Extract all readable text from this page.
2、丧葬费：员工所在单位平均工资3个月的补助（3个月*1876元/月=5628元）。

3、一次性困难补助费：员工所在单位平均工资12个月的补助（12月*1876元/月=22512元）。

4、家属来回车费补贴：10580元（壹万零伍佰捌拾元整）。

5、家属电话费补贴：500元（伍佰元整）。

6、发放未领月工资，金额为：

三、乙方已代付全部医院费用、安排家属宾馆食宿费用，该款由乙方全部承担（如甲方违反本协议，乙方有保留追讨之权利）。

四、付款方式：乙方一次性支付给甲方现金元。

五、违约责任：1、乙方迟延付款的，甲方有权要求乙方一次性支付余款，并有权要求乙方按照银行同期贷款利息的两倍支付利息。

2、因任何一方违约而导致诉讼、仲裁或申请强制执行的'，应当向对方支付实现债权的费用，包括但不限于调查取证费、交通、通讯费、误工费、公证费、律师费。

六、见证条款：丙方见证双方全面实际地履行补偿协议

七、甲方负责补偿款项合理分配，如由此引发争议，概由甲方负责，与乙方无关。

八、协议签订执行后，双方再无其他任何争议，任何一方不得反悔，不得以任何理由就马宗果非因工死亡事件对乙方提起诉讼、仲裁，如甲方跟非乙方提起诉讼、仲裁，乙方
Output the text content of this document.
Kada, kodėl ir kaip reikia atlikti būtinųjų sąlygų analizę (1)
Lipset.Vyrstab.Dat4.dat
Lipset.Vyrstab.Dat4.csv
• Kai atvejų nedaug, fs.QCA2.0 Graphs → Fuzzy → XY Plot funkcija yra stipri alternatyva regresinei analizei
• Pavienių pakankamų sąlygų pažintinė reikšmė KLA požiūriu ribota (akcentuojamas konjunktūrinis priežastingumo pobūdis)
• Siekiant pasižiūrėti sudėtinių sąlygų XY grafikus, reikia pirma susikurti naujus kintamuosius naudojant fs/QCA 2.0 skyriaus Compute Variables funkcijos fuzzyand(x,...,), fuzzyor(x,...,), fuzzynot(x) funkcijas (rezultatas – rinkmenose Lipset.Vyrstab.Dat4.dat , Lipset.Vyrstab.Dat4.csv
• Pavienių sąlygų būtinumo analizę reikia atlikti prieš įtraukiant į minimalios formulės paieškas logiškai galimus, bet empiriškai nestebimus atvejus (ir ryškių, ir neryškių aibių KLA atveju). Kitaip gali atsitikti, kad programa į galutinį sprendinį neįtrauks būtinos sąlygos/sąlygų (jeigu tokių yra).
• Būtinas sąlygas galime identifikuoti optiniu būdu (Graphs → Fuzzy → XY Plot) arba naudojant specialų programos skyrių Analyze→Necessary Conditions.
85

*What this task involves:*
Spot every line that holds "sąlygų" and copy it.

*Correct output:*
Kada, kodėl ir kaip reikia atlikti būtinųjų sąlygų analizę (1)
• Pavienių pakankamų sąlygų pažintinė reikšmė KLA požiūriu ribota (akcentuojamas konjunktūrinis priežastingumo pobūdis)
• Siekiant pasižiūrėti sudėtinių sąlygų XY grafikus, reikia pirma susikurti naujus kintamuosius naudojant fs/QCA 2.0 skyriaus Compute Variables funkcijos fuzzyand(x,...,), fuzzyor(x,...,), fuzzynot(x) funkcijas (rezultatas – rinkmenose Lipset.Vyrstab.Dat4.dat , Lipset.Vyrstab.Dat4.csv
• Pavienių sąlygų būtinumo analizę reikia atlikti prieš įtraukiant į minimalios formulės paieškas logiškai galimus, bet empiriškai nestebimus atvejus (ir ryškių, ir neryškių aibių KLA atveju). Kitaip gali atsitikti, kad programa į galutinį sprendinį neįtrauks būtinos sąlygos/sąlygų (jeigu tokių yra).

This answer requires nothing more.